Given exercise -
In the data that follows, count the lines in which the word "document" occurs, and report that figure alone.
● ● ● ●
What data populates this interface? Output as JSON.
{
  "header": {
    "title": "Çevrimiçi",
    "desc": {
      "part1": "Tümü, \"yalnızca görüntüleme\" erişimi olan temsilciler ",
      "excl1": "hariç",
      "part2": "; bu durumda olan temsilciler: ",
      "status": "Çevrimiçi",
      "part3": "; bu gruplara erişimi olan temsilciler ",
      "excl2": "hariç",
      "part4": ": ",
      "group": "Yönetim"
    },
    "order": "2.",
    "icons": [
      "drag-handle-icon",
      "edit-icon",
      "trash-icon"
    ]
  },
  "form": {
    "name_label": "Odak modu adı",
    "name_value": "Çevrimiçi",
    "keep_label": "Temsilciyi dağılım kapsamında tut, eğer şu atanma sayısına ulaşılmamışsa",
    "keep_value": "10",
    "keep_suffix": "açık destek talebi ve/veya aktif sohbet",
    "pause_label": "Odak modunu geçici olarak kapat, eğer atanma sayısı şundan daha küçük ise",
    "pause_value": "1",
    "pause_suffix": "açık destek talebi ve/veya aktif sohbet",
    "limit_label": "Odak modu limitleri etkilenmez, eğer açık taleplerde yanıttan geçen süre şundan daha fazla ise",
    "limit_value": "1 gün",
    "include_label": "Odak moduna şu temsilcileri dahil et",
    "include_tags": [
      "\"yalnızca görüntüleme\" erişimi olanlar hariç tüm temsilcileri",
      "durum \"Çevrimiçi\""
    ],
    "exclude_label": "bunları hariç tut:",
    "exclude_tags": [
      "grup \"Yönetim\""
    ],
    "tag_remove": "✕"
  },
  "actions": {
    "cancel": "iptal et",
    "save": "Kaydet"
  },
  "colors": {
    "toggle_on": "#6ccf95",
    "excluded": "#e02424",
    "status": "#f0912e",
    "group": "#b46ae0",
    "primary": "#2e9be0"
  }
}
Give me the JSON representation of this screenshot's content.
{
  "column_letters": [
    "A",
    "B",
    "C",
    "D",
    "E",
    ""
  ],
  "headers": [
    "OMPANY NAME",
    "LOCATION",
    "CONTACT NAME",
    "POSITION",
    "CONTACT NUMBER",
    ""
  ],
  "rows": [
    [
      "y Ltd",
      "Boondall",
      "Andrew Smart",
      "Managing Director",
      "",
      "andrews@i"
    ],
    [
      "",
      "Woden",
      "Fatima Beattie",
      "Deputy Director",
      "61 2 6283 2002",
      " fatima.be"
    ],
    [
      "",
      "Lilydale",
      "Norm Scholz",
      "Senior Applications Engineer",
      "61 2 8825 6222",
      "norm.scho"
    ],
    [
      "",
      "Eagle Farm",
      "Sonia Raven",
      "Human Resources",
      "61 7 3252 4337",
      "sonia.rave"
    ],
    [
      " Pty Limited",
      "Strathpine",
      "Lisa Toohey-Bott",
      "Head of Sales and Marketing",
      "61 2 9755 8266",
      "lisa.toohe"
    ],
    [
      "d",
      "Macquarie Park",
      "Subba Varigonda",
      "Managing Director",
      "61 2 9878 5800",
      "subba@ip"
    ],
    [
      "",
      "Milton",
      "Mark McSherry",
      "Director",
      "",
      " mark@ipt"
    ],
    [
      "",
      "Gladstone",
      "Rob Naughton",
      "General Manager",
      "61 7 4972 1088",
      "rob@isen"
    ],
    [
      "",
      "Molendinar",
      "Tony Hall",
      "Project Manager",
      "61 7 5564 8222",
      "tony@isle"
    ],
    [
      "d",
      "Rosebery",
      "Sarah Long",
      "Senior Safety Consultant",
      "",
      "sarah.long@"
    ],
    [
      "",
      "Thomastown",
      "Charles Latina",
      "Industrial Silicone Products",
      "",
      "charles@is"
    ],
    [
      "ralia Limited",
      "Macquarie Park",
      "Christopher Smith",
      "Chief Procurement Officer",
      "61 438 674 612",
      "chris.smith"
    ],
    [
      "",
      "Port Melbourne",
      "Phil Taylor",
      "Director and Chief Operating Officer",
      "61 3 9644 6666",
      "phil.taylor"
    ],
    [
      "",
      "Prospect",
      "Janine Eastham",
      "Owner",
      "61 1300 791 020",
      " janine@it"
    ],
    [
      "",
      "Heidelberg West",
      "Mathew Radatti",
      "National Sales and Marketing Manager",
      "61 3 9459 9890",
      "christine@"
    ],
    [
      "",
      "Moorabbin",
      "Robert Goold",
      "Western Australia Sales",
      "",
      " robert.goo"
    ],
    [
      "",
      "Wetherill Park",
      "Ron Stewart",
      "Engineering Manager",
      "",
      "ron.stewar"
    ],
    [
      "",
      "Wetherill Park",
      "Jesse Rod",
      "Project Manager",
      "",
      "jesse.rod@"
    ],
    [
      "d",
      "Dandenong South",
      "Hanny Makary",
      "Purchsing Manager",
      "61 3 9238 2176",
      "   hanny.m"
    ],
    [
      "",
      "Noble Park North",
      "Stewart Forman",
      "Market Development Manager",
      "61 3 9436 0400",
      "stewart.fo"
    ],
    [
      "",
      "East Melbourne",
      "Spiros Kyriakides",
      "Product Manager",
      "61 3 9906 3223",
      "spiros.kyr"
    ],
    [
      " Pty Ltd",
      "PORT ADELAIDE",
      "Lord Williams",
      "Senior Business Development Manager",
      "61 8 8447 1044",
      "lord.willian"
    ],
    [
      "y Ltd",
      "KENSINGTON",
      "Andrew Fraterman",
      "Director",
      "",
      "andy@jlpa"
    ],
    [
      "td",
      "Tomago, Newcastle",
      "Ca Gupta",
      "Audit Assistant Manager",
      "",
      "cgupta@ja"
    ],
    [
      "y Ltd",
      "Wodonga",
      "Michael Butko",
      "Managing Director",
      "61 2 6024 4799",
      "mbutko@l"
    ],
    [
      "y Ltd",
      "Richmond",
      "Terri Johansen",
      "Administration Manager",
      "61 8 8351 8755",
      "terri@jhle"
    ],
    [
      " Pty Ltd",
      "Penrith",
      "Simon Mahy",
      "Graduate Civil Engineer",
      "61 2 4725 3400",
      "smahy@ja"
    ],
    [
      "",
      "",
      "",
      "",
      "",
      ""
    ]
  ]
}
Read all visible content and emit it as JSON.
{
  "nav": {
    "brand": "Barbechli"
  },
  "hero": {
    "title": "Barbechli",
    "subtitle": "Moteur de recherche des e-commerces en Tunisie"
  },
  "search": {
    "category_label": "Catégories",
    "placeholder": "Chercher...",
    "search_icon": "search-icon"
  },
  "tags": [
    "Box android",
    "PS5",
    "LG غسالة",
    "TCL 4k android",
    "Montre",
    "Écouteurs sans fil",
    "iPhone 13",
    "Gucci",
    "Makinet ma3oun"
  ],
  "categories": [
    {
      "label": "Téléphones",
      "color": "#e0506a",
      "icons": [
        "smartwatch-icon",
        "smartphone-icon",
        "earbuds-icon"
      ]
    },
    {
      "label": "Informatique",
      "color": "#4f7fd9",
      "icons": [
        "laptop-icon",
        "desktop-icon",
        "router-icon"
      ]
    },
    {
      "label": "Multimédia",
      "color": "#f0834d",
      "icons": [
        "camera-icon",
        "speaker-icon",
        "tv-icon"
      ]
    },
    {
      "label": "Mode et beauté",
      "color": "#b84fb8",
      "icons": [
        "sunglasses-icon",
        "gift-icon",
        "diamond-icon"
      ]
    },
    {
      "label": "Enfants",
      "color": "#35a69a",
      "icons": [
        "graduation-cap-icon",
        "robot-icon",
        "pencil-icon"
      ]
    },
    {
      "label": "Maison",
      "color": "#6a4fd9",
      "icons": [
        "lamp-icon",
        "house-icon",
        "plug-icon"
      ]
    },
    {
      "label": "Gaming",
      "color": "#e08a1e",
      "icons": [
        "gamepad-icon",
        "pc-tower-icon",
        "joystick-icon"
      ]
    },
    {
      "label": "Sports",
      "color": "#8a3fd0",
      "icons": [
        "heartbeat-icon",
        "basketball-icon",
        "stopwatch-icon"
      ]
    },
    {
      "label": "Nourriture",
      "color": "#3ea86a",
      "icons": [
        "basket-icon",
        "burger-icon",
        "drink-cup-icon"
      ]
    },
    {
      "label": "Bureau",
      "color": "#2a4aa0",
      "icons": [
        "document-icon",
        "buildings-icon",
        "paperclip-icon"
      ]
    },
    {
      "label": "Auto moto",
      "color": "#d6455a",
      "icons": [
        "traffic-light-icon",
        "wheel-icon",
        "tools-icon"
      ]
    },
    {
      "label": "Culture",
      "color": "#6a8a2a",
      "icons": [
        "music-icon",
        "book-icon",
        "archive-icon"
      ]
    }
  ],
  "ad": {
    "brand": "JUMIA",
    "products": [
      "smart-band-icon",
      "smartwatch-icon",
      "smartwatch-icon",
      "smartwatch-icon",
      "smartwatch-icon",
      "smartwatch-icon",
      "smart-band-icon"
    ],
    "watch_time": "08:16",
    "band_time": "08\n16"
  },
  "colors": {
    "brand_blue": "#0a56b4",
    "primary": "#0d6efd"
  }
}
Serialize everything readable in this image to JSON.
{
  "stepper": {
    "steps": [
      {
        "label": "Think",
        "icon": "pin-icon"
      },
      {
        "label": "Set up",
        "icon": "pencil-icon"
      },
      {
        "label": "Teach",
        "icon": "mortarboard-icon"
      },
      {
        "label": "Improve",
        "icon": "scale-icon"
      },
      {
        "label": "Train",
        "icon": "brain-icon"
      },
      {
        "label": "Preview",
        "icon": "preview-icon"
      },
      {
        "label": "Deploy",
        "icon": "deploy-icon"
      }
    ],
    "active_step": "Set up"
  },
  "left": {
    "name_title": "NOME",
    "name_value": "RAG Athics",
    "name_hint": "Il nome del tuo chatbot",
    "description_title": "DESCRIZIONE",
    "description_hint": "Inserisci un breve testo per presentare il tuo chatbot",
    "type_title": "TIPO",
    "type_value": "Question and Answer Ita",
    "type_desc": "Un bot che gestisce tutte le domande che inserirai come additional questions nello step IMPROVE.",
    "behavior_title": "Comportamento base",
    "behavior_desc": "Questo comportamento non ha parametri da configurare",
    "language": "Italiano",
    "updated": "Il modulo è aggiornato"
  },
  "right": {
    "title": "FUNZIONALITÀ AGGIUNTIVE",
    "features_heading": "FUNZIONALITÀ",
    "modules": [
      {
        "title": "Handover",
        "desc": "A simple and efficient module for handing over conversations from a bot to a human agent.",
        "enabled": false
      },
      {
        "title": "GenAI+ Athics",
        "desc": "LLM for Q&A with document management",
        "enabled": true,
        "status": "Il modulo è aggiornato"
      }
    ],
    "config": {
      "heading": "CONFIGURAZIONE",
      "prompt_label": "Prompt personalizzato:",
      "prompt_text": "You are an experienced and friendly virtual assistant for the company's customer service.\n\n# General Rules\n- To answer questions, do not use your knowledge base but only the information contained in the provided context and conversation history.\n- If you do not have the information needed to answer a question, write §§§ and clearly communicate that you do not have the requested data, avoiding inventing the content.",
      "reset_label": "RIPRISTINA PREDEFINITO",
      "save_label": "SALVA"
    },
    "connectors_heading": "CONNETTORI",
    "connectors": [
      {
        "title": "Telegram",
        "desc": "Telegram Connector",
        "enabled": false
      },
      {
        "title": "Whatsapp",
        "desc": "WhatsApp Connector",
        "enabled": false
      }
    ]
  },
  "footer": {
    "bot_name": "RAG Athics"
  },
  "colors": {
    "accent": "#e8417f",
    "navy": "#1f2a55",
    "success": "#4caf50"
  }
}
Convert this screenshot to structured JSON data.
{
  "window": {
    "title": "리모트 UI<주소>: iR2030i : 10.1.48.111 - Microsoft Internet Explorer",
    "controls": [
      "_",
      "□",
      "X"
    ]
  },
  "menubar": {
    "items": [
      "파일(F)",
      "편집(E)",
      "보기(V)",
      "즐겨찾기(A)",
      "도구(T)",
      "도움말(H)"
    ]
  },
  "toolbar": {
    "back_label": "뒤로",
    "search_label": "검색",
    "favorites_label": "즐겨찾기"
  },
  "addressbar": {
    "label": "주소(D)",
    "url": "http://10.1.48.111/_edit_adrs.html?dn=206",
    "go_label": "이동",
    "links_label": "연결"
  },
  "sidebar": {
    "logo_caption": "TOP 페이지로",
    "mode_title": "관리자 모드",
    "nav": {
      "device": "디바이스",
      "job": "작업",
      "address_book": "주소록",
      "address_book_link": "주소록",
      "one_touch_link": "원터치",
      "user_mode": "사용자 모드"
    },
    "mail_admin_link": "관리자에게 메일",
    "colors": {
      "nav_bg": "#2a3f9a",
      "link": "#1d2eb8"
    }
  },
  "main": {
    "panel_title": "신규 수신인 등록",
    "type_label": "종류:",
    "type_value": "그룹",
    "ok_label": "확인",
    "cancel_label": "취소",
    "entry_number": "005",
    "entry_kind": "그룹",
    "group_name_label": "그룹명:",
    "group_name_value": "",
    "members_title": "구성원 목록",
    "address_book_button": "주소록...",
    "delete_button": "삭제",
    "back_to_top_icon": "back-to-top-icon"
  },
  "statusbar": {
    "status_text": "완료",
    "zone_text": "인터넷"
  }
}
● ● ● ●
Expected answer -
2